→ **Page text**
'''

Resolving deltas: 100% (240/240), done.
Next, install it to Python3 with (use sudo if something goes wrong):
~$ pip3 install -e jupyter_micropython_kernel
Obtaining file:///home/kali/jupyter_micropython_kernel
Requirement already satisfied: pyserial>=3.4 in /usr/lib/python3/dist-packages (from jupyter-micropython-kernel==0.1.3) (3.4)
Requirement already satisfied: websocket-client>=0.44 in /usr/lib/python3/dist-packages (from jupyter-micropython-kernel==0.1.3) (0.53.0)
Installing collected packages: jupyter-micropython-kernel
Running setup.py develop for jupyter-micropython-kernel
Successfully installed jupyter-micropython-kernel
Now, install the kernel into Jupyter:
~$ python3 -m jupyter_micropython_kernel.install
Installing IPython kernel spec of micropython
/home/kali/jupyter_micropython_kernel/jupyter_micropython_kernel/install.py:29: DeprecationWarning: replace is ignored. Installing a kernelspec always replaces an existing installation
k.install_kernel_spec(td, 'Micropython', user=user, replace=True, prefix=prefix)
...into /home/kali/.local/share/jupyter/kernels/micropython
Jupyter should now be ready to work with MicroPython.

'''

→ **Data extract**
'''

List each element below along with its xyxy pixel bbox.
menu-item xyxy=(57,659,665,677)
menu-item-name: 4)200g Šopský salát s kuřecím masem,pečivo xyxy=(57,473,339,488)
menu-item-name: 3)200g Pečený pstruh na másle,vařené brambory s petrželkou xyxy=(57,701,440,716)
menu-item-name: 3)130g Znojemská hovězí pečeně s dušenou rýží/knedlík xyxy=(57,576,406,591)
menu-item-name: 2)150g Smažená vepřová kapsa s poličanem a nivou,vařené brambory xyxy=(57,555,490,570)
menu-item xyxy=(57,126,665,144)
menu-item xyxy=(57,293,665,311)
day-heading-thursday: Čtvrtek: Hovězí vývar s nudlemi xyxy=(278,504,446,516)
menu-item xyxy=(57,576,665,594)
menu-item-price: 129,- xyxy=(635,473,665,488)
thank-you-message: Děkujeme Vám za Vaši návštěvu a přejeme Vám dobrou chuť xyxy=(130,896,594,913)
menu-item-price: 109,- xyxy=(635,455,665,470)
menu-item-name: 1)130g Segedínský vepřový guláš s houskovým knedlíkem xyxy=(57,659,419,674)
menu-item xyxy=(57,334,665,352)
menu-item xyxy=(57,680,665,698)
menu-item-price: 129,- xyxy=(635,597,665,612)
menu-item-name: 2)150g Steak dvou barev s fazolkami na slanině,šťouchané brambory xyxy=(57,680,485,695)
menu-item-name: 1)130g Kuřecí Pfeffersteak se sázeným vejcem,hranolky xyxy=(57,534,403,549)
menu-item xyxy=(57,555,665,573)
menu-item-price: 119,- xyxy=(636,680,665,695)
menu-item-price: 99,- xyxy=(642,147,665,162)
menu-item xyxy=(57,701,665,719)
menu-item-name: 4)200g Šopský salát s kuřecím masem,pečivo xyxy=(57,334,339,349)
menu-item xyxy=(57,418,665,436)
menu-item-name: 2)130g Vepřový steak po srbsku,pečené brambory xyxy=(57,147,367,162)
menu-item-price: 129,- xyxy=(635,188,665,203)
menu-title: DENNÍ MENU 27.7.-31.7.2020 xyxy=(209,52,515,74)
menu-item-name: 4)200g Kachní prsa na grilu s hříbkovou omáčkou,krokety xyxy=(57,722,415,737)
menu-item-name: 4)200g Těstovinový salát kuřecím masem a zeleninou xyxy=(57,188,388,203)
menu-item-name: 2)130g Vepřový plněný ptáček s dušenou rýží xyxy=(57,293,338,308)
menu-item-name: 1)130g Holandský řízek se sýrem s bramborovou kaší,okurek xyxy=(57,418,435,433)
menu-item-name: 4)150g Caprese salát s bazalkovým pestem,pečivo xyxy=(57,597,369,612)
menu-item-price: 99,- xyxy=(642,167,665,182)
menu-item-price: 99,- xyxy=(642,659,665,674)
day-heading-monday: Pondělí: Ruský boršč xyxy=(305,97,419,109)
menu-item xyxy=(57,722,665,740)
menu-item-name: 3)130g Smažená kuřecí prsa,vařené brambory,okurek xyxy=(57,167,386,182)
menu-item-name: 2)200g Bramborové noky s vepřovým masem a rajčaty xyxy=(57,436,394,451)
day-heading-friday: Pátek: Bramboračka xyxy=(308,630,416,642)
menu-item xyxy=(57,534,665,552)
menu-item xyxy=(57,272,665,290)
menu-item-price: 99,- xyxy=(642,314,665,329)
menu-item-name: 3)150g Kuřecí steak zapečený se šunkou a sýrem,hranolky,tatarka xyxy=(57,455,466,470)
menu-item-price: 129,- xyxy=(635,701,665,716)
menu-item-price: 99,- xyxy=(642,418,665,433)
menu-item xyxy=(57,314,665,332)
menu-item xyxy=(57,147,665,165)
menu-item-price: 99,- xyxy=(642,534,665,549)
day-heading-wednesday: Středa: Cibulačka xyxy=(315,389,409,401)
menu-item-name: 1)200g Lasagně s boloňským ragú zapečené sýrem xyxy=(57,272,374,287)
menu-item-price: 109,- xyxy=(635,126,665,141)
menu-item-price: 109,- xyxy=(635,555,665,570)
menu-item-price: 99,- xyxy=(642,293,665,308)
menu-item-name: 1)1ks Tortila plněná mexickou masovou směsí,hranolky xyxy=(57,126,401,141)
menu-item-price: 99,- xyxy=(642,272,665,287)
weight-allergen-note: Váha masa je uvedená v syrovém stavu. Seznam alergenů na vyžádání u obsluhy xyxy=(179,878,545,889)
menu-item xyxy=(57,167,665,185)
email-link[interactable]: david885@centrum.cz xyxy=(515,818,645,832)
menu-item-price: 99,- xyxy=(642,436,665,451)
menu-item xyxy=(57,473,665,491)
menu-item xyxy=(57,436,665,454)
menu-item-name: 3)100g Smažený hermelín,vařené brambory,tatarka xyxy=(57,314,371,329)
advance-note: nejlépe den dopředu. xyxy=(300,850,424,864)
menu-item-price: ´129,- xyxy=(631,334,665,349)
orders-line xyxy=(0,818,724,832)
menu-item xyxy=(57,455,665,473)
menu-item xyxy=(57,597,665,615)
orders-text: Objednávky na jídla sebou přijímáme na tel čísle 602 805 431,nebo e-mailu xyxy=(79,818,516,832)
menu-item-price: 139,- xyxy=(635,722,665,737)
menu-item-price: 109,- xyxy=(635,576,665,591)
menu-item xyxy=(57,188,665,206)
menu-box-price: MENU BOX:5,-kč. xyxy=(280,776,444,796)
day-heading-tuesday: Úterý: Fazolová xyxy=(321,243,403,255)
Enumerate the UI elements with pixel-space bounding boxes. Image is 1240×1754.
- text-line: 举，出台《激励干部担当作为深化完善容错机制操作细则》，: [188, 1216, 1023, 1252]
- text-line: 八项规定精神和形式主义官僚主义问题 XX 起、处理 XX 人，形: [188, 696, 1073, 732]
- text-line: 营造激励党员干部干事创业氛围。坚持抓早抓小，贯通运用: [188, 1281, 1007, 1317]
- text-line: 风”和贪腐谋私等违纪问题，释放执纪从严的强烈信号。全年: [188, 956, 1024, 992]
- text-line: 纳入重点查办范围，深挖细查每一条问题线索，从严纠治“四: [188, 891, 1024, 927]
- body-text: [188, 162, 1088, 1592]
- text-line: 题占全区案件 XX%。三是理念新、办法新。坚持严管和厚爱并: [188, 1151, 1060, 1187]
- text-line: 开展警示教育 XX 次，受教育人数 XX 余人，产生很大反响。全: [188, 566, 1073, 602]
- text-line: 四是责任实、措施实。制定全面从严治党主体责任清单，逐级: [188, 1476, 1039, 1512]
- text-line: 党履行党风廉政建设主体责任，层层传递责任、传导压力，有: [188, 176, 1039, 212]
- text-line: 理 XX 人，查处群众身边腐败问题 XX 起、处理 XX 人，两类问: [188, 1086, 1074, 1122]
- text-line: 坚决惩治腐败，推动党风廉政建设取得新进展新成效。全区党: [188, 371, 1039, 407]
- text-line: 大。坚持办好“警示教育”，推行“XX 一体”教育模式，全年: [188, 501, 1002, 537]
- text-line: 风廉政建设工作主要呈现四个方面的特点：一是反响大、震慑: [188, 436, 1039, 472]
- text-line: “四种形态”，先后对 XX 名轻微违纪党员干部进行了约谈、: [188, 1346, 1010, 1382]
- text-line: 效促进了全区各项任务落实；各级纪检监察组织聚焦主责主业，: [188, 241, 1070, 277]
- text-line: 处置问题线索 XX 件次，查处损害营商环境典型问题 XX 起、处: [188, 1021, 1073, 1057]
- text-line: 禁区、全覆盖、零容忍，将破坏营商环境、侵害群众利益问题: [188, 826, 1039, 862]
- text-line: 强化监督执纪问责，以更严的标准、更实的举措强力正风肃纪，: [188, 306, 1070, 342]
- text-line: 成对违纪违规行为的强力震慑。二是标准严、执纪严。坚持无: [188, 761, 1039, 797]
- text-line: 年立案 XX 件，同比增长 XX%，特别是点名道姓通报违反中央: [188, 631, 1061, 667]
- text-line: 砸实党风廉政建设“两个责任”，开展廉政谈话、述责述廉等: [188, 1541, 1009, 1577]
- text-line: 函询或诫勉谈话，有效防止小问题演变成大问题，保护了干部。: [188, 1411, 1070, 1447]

'''

→ **Task statement**
Reproduce word for word the part of the kernel installation text that opens with the words containing "Requirement already satisfied: websocket-client>=0.44" and closes with "work with MicroPython.".

→ **Task result**
Requirement already satisfied: websocket-client>=0.44 in /usr/lib/python3/dist-packages (from jupyter-micropython-kernel==0.1.3) (0.53.0)
Installing collected packages: jupyter-micropython-kernel
Running setup.py develop for jupyter-micropython-kernel
Successfully installed jupyter-micropython-kernel
Now, install the kernel into Jupyter:
~$ python3 -m jupyter_micropython_kernel.install
Installing IPython kernel spec of micropython
/home/kali/jupyter_micropython_kernel/jupyter_micropython_kernel/install.py:29: DeprecationWarning: replace is ignored. Installing a kernelspec always replaces an existing installation
k.install_kernel_spec(td, 'Micropython', user=user, replace=True, prefix=prefix)
...into /home/kali/.local/share/jupyter/kernels/micropython
Jupyter should now be ready to work with MicroPython.